*Given records:*
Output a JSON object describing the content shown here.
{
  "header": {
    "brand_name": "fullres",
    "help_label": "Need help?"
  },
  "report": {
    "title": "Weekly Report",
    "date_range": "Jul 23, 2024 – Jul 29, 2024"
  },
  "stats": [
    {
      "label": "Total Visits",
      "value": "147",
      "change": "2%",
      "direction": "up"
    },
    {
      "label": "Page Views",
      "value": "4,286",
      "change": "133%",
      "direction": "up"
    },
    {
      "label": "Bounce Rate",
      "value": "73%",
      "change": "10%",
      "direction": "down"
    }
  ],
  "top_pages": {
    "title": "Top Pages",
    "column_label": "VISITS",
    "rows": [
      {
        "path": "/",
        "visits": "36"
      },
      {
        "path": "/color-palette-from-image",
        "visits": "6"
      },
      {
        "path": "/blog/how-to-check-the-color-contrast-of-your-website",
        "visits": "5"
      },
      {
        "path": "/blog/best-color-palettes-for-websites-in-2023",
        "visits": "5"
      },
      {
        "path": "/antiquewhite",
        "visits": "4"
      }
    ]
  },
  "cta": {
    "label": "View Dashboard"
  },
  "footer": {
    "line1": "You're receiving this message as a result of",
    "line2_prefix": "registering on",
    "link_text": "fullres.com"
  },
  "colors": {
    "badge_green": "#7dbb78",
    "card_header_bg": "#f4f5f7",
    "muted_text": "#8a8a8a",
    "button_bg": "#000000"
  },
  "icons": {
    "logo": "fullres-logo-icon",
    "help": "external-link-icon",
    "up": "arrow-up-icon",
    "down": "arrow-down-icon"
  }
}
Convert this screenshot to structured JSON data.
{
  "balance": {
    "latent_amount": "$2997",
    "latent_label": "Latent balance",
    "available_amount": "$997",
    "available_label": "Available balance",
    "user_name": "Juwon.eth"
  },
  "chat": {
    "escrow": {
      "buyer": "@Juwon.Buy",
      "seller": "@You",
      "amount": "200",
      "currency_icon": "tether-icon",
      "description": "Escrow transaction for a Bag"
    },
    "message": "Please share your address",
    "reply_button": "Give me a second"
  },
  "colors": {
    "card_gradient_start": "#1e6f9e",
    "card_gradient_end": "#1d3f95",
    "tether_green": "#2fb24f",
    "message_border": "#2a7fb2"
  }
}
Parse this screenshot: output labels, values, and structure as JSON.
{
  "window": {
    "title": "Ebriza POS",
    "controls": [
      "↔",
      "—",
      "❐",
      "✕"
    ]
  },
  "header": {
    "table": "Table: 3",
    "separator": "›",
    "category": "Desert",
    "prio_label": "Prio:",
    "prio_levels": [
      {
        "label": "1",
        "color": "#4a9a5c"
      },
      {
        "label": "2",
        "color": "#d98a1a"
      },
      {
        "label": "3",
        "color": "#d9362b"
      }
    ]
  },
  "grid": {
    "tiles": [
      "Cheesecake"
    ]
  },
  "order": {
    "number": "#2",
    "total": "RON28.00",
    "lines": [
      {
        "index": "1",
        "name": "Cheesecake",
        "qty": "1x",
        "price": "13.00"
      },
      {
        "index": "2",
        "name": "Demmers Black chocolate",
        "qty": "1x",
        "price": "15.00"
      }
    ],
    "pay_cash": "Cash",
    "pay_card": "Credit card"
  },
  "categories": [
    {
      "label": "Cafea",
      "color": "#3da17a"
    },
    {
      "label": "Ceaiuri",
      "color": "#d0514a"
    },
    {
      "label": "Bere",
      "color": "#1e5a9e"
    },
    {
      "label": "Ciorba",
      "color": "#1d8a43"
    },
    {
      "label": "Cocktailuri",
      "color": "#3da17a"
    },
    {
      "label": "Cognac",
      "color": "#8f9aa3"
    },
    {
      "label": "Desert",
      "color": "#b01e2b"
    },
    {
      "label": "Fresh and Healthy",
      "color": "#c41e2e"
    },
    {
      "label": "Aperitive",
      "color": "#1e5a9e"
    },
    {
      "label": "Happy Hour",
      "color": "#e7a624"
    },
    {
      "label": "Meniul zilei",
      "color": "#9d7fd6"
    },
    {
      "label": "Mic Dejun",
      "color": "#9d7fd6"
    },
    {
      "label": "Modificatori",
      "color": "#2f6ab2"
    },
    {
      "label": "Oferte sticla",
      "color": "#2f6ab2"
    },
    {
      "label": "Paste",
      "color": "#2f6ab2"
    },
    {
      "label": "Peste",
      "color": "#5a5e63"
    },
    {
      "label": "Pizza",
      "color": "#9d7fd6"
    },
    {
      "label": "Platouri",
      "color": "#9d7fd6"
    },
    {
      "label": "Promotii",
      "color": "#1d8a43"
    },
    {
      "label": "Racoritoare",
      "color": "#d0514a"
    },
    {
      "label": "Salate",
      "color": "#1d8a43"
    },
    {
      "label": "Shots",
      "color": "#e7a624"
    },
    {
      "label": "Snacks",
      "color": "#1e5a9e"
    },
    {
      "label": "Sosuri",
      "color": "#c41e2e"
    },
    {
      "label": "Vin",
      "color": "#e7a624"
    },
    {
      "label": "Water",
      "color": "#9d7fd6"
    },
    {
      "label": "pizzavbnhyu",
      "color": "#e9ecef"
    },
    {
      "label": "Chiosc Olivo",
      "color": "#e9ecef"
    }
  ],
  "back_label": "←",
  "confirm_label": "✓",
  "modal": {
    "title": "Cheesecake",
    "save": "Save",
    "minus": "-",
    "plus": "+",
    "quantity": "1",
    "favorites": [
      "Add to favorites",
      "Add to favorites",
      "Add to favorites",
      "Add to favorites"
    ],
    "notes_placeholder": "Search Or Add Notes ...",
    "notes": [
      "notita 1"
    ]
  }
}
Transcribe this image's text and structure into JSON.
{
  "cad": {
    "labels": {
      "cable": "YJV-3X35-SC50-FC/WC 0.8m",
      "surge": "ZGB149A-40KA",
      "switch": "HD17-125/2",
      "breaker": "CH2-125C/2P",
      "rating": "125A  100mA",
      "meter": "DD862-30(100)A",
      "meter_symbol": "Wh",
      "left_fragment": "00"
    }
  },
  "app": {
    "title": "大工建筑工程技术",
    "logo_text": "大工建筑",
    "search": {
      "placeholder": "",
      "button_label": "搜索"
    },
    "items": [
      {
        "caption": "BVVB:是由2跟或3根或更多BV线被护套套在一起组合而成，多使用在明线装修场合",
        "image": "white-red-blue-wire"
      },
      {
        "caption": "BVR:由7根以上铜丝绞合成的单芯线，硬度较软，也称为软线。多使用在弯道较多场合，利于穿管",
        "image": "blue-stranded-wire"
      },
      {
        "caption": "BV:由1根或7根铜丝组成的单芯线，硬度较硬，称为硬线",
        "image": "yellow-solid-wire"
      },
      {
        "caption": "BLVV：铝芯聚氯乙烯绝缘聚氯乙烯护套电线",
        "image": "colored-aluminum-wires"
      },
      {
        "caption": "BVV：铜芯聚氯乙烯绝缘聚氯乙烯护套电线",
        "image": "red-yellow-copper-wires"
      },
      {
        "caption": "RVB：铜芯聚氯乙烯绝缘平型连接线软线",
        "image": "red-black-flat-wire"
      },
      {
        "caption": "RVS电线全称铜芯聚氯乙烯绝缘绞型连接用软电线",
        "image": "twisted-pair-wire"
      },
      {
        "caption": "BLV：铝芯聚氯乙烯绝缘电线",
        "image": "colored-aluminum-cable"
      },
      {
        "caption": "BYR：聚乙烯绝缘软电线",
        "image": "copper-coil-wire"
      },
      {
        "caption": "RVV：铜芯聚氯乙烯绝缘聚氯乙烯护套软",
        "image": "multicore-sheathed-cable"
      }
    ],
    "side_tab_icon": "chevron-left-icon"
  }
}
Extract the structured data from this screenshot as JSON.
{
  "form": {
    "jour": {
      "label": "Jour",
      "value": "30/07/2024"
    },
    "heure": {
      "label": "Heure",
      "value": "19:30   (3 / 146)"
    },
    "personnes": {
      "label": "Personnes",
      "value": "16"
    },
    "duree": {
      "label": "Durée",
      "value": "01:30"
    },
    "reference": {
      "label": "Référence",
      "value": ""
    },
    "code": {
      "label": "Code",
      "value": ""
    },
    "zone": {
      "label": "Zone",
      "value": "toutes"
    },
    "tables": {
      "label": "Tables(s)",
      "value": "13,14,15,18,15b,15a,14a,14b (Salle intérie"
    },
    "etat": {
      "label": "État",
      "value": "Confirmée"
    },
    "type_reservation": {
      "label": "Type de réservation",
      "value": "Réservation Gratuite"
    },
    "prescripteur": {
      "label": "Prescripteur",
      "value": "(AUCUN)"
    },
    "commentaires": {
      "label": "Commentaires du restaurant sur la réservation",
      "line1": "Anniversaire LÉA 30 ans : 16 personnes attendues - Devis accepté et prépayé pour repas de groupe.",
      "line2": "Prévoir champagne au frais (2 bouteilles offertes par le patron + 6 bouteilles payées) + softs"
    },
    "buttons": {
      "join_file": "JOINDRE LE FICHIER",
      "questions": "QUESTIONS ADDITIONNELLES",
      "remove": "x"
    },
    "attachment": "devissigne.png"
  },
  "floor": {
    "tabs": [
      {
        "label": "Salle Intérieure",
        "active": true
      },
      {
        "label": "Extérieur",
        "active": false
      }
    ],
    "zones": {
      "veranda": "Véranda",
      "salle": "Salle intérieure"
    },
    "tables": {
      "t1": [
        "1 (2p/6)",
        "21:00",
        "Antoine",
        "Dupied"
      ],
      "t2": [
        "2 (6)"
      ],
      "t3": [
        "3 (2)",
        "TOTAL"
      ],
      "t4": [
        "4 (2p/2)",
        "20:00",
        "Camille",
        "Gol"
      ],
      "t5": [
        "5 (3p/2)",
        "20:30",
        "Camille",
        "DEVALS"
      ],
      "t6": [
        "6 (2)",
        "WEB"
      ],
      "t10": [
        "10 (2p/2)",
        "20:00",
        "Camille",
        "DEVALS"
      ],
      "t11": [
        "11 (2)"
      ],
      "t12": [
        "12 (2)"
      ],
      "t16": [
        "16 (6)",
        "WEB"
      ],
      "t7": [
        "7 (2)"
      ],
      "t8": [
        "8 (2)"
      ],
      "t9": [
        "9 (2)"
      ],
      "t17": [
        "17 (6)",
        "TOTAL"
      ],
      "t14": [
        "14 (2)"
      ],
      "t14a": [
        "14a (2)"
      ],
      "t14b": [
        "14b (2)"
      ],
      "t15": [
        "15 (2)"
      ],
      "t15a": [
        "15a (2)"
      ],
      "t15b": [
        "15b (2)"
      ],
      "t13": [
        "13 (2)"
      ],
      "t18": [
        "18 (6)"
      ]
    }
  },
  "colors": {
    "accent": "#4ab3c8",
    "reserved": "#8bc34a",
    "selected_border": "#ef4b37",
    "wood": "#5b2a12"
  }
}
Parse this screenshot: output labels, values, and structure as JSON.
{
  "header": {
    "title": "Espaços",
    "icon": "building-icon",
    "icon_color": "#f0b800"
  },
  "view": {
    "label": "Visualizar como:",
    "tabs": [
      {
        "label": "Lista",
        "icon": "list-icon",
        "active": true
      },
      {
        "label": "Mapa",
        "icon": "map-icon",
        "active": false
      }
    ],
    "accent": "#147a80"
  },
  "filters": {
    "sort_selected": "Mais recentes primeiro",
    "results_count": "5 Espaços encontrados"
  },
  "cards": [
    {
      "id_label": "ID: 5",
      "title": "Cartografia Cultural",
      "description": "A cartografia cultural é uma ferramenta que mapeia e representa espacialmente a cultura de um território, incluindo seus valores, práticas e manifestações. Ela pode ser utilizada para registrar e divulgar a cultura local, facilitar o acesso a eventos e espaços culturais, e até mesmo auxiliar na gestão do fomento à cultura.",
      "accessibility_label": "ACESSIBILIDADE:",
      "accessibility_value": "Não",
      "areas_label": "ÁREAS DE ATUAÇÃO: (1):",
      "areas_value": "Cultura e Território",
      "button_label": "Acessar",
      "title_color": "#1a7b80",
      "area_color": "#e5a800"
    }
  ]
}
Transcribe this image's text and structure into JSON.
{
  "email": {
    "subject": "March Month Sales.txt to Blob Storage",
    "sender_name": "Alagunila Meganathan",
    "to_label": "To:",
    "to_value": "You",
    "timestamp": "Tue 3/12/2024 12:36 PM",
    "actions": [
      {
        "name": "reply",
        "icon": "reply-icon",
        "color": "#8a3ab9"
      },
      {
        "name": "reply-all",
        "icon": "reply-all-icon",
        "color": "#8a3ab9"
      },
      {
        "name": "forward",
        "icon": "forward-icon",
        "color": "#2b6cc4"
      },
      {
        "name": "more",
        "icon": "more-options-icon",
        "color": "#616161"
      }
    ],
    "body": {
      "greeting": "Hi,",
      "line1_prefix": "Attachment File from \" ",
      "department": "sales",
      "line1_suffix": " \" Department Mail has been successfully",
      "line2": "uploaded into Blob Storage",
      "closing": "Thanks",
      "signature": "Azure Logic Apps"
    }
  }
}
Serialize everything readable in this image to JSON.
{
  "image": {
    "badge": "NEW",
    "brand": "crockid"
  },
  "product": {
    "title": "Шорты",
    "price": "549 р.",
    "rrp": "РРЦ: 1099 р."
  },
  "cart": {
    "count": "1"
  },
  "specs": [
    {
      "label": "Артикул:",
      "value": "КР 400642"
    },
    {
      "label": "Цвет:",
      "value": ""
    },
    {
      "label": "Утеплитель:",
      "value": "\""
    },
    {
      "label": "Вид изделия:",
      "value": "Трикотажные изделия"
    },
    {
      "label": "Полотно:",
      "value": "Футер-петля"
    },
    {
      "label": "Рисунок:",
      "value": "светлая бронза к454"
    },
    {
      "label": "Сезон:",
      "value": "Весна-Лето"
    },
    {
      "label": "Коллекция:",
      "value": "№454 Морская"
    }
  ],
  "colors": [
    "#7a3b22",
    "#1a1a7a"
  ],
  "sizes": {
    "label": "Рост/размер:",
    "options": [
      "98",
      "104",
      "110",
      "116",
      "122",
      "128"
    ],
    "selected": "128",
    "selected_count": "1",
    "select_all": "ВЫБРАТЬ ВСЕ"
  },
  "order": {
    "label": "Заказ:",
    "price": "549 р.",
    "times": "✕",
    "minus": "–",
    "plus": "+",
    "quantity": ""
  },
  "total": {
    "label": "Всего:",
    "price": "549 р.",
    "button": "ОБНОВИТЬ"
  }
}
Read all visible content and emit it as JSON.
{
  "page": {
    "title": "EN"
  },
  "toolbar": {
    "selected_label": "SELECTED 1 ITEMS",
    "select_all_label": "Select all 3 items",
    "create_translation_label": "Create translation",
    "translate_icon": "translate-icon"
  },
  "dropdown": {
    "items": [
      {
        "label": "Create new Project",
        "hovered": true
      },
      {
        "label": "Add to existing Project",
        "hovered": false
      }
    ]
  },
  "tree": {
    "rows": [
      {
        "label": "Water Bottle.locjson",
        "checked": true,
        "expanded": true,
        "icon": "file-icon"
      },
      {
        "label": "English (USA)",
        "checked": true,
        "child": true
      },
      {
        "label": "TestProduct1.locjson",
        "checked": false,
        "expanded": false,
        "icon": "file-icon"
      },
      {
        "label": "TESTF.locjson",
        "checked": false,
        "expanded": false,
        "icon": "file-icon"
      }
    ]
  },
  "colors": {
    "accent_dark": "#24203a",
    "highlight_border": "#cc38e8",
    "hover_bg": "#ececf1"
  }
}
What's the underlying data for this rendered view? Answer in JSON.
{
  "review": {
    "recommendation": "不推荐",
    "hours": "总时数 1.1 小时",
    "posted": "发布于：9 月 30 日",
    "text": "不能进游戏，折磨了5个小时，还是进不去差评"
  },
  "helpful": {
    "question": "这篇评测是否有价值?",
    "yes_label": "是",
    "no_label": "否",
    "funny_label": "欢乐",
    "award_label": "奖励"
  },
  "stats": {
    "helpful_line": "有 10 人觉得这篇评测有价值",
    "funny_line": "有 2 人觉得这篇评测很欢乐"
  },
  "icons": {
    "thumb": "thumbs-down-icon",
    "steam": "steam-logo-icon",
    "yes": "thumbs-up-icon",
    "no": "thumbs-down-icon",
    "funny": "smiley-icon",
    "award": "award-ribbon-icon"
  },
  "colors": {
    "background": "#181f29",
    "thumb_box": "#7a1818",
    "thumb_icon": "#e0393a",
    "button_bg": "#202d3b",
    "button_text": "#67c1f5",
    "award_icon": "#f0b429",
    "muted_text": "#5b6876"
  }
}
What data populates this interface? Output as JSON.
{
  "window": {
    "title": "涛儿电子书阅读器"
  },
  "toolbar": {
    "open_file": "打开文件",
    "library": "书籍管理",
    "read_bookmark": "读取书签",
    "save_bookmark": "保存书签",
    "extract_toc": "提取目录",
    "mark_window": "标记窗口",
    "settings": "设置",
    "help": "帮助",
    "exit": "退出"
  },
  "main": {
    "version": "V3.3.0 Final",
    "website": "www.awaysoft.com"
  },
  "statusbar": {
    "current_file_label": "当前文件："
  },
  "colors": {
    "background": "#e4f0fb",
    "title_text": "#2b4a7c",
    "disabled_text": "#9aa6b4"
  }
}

*The exercise:* Count each line with "your" in it and report that figure by itself.

*Final result:* 2